» WORK TO COMPLETE: Identify and reproduce every line holding the string "niños".

» SOURCE RECORDS:
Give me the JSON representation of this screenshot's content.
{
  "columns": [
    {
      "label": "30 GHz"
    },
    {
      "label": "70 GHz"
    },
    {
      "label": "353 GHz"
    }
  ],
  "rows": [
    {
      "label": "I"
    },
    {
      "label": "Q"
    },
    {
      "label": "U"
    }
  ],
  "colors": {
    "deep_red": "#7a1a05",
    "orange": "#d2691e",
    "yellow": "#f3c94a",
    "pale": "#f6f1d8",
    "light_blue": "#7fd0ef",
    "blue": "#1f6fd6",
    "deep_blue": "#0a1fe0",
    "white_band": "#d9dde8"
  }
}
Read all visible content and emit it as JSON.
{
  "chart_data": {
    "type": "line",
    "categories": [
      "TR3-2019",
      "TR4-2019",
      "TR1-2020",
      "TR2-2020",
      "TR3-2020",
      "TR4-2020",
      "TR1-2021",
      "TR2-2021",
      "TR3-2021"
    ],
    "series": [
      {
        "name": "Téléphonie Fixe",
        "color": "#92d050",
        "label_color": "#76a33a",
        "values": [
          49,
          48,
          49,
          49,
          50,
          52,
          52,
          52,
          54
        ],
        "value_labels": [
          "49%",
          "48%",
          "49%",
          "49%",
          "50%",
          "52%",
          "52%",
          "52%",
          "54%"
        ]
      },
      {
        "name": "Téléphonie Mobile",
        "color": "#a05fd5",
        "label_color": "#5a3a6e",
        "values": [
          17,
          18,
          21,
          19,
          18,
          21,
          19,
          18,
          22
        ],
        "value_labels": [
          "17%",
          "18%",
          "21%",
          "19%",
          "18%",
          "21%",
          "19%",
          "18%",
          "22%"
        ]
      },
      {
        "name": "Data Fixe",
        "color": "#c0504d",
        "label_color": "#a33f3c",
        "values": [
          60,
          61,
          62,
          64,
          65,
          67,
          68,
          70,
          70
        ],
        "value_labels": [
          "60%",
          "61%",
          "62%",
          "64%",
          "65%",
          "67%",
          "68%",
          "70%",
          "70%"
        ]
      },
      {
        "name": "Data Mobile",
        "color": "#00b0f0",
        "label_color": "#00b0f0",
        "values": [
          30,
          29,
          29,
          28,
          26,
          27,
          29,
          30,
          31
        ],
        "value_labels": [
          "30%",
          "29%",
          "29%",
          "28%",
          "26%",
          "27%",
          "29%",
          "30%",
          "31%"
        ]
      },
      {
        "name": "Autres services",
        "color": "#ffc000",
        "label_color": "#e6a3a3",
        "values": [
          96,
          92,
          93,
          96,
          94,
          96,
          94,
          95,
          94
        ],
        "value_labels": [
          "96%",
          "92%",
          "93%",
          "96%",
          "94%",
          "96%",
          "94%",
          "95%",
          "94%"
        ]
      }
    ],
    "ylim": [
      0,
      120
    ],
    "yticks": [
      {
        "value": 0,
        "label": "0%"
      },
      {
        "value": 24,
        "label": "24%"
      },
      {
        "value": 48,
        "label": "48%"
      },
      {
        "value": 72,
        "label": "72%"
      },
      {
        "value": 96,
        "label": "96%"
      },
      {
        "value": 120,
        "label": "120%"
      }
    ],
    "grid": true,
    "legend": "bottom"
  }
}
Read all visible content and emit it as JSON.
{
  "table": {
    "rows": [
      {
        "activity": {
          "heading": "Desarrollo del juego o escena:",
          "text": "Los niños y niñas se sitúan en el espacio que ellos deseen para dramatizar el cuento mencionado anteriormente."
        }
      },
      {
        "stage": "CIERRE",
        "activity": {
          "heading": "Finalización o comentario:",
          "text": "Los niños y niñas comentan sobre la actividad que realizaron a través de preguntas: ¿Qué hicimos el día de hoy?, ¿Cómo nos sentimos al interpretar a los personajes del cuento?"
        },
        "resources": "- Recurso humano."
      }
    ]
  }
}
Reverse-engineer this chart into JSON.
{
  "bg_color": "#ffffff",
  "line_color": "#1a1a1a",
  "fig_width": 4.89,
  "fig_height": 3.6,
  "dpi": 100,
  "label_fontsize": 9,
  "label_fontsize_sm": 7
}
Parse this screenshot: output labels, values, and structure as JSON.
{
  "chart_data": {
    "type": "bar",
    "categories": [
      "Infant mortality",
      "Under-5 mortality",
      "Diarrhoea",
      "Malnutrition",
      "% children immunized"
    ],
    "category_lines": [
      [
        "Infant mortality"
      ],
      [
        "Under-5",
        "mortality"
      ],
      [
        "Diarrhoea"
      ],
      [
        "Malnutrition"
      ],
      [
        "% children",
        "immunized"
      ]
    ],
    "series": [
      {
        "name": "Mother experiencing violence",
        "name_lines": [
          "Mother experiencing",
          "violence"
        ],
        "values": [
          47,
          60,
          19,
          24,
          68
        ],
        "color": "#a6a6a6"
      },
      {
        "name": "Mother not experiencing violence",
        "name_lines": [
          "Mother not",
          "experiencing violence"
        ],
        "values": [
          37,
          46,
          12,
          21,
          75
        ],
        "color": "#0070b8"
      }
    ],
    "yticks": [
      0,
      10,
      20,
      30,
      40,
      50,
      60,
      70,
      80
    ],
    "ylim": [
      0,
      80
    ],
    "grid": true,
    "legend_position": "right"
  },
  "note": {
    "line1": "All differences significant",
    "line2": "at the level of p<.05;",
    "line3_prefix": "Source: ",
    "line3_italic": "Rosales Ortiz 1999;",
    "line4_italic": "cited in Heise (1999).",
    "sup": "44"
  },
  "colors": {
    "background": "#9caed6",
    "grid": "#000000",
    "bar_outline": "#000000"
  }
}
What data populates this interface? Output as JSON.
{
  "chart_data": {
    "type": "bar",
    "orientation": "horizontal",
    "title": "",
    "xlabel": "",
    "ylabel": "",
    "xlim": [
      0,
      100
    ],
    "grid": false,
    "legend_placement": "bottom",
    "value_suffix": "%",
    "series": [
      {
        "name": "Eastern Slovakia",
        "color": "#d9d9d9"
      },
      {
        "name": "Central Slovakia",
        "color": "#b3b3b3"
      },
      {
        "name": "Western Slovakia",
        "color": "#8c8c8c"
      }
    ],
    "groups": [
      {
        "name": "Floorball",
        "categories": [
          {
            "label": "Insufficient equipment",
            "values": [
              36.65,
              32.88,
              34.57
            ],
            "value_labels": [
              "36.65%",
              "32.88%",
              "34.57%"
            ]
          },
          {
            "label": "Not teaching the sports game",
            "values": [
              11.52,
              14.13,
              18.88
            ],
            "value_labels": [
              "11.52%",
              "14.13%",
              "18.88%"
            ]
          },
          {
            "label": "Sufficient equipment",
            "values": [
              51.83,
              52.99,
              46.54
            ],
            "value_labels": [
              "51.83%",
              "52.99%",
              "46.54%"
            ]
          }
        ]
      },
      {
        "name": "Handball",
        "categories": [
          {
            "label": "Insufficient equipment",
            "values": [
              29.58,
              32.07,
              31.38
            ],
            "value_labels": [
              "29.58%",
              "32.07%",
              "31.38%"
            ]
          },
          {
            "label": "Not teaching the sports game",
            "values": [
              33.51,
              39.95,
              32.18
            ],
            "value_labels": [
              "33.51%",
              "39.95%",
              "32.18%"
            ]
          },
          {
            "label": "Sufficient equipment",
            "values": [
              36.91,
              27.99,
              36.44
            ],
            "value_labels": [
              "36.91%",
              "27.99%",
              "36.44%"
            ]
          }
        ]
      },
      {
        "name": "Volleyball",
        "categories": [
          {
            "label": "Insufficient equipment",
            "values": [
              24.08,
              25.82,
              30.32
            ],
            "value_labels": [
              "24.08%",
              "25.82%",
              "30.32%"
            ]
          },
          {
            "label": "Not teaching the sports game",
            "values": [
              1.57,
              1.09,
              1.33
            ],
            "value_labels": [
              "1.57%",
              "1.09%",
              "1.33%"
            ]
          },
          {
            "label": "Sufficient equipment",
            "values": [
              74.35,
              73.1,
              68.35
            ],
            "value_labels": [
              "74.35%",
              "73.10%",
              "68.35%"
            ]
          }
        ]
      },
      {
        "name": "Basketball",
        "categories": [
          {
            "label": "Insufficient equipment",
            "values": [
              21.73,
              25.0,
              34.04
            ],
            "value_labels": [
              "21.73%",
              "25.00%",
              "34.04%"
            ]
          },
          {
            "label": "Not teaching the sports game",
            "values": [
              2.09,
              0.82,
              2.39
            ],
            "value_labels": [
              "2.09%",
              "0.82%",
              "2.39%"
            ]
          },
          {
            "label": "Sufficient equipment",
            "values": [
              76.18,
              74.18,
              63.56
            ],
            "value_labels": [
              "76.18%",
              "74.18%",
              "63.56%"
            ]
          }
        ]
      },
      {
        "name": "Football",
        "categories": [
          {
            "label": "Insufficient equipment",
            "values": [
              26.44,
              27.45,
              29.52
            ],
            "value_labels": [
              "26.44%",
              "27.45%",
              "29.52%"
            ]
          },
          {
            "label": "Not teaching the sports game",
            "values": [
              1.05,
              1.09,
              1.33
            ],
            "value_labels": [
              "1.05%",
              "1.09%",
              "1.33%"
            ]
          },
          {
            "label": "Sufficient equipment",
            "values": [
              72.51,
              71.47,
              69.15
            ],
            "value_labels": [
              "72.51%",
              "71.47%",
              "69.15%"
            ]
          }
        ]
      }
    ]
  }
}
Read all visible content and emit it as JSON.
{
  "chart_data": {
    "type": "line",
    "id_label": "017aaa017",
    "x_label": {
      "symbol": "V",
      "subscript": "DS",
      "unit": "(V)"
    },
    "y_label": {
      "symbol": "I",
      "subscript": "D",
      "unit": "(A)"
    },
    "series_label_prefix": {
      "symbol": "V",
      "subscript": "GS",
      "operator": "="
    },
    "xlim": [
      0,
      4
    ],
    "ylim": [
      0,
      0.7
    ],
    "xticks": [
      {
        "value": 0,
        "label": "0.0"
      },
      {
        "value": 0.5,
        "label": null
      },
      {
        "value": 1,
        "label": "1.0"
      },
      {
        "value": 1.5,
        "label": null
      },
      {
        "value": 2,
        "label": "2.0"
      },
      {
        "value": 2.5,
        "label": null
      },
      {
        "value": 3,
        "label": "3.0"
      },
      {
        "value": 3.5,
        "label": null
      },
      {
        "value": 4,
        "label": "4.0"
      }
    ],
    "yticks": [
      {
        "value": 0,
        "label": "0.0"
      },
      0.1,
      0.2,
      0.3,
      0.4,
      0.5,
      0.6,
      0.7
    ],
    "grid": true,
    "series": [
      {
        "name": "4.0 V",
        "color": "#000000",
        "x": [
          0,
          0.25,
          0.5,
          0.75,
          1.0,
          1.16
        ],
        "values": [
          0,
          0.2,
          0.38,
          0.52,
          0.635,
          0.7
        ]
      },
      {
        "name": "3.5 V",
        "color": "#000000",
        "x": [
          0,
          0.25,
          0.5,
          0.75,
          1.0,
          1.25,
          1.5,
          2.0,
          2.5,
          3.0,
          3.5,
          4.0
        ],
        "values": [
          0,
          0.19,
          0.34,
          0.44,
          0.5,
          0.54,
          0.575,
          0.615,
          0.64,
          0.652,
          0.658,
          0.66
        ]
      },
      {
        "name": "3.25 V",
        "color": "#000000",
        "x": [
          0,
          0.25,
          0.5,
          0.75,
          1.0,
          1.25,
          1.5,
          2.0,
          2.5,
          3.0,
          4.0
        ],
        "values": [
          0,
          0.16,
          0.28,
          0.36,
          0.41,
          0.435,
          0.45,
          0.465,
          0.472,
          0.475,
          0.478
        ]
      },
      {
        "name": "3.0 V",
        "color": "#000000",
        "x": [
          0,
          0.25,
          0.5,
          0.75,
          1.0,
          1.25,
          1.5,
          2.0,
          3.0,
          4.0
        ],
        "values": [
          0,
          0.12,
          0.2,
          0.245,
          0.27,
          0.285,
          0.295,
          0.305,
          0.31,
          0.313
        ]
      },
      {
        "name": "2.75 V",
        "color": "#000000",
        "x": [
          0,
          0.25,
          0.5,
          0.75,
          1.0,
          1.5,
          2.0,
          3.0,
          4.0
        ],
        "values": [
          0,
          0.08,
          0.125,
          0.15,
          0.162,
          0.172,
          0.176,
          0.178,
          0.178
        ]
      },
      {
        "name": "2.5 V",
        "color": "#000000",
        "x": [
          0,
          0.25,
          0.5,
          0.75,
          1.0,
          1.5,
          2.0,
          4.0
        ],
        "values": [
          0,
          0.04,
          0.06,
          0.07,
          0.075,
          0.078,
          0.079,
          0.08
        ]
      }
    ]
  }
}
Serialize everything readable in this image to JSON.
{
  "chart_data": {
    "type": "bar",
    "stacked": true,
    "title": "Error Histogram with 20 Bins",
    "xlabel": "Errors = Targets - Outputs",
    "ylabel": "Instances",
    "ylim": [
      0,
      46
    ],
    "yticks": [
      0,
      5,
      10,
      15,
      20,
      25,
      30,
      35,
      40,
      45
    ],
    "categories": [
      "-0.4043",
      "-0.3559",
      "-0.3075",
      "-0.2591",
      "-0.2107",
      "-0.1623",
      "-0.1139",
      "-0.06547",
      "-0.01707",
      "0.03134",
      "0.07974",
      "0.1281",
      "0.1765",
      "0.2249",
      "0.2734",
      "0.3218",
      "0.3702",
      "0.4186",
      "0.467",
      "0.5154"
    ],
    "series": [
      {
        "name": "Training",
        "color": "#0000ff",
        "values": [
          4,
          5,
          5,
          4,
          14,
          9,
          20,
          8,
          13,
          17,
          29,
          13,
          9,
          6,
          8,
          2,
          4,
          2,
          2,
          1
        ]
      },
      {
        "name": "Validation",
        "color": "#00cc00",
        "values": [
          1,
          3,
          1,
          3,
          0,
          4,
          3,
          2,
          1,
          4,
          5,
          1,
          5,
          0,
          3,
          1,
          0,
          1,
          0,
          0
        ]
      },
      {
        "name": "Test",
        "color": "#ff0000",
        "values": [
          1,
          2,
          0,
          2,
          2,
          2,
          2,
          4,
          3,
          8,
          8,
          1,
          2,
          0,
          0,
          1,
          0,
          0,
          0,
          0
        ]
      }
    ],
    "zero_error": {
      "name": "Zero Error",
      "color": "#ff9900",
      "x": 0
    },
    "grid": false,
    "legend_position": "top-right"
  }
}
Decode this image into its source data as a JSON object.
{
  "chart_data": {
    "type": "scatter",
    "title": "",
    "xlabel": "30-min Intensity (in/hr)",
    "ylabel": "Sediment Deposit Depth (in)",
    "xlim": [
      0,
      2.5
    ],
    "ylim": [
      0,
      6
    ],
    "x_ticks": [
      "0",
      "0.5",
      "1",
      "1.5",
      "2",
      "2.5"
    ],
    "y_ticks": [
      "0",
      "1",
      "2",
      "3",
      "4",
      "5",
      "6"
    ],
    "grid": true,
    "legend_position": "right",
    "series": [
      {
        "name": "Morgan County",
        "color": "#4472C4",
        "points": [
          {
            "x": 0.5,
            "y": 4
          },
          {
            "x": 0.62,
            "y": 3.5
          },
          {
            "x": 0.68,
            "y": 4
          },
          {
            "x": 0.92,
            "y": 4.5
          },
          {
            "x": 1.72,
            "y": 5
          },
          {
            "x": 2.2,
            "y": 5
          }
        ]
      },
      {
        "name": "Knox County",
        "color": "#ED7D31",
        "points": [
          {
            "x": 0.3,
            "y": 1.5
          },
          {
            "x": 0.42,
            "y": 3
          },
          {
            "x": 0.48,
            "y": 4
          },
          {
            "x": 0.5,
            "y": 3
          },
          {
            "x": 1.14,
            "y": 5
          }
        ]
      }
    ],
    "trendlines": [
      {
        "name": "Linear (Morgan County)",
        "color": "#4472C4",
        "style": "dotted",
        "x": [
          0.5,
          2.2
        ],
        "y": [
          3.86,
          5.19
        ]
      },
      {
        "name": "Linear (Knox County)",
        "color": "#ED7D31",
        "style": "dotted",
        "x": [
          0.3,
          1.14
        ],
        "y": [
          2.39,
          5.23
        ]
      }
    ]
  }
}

» OUTPUT FOR THIS EXERCISE:
          "text": "Los niños y niñas se sitúan en el espacio que ellos deseen para dramatizar el cuento mencionado anteriormente."
          "text": "Los niños y niñas comentan sobre la actividad que realizaron a través de preguntas: ¿Qué hicimos el día de hoy?, ¿Cómo nos sentimos al interpretar a los personajes del cuento?"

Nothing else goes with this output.